Data entries:
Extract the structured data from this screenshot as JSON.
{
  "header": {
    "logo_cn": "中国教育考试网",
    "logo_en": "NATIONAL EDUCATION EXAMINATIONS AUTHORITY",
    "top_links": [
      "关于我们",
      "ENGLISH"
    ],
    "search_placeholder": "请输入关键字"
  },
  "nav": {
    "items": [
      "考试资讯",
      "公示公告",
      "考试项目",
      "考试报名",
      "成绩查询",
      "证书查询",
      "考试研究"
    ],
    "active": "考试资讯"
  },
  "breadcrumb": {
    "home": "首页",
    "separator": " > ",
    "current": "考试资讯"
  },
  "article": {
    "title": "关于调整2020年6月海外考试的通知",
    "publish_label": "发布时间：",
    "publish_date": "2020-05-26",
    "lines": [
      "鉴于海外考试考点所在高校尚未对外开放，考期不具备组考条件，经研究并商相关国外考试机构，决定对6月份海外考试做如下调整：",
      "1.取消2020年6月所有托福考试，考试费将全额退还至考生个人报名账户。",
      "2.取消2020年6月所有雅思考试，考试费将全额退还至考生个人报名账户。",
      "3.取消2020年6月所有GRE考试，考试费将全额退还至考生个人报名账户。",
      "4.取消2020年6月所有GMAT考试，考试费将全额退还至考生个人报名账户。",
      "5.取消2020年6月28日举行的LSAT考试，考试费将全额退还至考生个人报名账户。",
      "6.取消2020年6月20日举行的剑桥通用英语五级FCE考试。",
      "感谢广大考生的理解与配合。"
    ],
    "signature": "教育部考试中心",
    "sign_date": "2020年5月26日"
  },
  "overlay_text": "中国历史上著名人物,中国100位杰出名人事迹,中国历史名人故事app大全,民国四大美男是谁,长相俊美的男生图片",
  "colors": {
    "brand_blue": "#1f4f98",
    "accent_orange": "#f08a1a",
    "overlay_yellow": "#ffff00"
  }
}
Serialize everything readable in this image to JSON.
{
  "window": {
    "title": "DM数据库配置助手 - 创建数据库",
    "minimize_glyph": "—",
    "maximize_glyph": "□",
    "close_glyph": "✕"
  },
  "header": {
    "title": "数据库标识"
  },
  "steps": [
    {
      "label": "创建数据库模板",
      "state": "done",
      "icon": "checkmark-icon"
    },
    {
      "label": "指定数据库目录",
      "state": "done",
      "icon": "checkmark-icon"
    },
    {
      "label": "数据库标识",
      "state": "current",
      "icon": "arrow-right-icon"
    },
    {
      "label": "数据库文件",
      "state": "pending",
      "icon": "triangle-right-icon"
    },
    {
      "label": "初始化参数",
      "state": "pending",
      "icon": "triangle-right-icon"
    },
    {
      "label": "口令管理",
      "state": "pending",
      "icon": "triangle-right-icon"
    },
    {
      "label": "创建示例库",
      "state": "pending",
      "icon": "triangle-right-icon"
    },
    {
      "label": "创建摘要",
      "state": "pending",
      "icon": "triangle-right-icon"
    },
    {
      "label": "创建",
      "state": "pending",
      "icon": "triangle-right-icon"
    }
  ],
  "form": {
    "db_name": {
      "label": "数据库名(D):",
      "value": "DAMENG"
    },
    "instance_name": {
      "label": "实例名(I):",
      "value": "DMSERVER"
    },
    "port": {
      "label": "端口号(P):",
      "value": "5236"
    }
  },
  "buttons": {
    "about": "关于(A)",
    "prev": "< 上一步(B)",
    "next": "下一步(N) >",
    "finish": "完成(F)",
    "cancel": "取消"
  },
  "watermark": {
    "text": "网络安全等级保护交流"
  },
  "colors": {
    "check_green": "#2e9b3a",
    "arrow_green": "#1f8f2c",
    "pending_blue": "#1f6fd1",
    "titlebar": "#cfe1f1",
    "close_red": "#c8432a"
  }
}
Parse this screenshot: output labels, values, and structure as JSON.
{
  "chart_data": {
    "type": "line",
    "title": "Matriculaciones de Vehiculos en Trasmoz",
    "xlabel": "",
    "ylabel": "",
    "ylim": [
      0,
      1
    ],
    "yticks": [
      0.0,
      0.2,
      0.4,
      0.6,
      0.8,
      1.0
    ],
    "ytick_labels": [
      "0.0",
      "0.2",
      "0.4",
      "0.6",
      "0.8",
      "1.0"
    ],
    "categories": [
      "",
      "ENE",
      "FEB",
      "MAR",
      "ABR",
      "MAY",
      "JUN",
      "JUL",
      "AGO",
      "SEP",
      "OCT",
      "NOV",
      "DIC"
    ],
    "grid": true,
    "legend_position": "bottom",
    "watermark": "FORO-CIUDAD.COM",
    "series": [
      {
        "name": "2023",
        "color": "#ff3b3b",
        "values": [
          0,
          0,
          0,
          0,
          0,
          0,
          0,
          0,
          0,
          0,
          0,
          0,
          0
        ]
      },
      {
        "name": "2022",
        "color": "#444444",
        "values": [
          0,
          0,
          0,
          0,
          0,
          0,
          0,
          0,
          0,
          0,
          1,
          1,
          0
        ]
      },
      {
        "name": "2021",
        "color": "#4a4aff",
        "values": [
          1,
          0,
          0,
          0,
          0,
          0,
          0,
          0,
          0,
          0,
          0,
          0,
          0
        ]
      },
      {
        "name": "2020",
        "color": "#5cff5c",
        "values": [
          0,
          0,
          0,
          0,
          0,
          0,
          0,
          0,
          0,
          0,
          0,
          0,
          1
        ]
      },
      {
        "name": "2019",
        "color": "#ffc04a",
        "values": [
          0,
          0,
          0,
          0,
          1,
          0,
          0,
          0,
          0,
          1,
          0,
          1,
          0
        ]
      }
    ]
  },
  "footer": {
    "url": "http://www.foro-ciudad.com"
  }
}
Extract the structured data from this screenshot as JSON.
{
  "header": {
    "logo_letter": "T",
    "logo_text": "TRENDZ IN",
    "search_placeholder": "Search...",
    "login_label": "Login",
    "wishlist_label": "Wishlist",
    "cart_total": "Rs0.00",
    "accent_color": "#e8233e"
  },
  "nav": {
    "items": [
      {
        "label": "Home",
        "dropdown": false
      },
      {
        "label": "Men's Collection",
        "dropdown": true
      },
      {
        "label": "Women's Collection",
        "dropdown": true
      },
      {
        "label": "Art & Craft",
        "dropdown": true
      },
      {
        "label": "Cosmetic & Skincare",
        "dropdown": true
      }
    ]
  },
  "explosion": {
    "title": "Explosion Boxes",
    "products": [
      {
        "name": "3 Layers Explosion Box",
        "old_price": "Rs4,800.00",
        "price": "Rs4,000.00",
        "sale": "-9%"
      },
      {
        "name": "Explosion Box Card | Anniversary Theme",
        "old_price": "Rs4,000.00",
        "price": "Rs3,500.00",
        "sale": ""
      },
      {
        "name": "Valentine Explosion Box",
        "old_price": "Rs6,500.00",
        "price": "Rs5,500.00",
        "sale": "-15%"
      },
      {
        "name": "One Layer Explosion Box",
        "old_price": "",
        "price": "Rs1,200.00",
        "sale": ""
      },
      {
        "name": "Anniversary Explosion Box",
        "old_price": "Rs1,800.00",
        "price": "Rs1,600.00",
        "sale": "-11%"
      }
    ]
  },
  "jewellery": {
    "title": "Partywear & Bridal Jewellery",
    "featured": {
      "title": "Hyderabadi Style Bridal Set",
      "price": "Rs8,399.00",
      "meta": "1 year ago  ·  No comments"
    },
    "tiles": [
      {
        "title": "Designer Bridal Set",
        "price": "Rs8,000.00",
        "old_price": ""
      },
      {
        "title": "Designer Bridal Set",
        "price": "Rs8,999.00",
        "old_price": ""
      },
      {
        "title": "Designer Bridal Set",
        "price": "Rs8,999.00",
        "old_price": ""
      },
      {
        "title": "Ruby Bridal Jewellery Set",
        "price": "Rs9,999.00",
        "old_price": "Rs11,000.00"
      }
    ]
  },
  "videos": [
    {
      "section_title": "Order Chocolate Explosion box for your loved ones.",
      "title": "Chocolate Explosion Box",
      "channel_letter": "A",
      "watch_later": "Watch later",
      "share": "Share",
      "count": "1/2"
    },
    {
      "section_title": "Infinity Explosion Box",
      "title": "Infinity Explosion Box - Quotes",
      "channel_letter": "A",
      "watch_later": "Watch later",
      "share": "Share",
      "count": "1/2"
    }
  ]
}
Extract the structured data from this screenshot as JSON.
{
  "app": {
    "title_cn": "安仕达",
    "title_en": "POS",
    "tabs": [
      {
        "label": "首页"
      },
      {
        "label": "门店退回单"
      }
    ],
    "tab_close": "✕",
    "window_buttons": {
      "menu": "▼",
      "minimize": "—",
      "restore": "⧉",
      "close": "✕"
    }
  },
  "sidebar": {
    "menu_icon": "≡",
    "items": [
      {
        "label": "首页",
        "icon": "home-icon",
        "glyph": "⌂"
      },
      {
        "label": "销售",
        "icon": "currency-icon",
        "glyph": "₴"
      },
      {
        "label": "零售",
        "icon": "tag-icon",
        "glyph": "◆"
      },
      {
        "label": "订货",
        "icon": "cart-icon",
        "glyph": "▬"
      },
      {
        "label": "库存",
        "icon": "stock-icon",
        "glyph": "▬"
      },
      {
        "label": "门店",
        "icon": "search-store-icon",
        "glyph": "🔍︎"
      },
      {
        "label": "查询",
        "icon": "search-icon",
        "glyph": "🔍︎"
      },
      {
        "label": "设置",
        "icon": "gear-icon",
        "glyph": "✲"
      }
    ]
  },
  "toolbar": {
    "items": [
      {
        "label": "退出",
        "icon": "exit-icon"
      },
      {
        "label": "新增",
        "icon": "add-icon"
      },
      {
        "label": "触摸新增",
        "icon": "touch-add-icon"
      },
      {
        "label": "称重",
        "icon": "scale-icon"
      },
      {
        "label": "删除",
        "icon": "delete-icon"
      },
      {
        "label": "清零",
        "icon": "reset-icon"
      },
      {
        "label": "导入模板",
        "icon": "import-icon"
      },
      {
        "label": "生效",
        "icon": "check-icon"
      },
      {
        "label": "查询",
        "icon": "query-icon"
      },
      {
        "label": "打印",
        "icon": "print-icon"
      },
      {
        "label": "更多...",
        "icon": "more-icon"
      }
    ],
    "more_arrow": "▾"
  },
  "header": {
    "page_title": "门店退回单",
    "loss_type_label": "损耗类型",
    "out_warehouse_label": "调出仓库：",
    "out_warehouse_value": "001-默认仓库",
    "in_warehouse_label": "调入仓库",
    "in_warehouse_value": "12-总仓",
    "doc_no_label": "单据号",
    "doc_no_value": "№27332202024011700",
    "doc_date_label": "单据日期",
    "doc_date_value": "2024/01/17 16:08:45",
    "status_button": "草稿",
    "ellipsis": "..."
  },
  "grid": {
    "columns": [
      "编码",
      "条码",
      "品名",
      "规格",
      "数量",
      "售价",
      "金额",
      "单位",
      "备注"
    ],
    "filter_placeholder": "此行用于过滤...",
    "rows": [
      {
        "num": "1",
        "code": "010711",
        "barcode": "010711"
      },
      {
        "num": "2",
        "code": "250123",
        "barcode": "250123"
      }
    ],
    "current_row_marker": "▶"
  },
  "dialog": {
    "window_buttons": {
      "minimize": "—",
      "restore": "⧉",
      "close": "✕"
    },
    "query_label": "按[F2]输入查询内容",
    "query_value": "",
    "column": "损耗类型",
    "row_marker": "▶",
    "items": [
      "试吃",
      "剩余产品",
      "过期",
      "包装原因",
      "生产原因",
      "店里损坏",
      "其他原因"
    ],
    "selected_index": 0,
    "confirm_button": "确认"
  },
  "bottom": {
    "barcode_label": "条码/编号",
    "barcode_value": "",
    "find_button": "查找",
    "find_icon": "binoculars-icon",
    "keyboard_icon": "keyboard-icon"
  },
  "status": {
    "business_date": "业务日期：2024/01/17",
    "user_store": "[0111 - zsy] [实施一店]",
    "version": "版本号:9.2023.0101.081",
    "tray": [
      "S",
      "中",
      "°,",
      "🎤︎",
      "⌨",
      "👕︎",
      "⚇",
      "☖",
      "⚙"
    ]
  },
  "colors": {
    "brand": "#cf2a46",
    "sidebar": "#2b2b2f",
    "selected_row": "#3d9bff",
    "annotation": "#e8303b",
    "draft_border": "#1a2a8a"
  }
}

* **SHORT EXERCISE**
Each line with the string "考试费将全额退还至考生个人报名账户" in it needs to be found and copied.

* **SOLUTION TO THE EXERCISE**
      "1.取消2020年6月所有托福考试，考试费将全额退还至考生个人报名账户。",
      "2.取消2020年6月所有雅思考试，考试费将全额退还至考生个人报名账户。",
      "3.取消2020年6月所有GRE考试，考试费将全额退还至考生个人报名账户。",
      "4.取消2020年6月所有GMAT考试，考试费将全额退还至考生个人报名账户。",
      "5.取消2020年6月28日举行的LSAT考试，考试费将全额退还至考生个人报名账户。",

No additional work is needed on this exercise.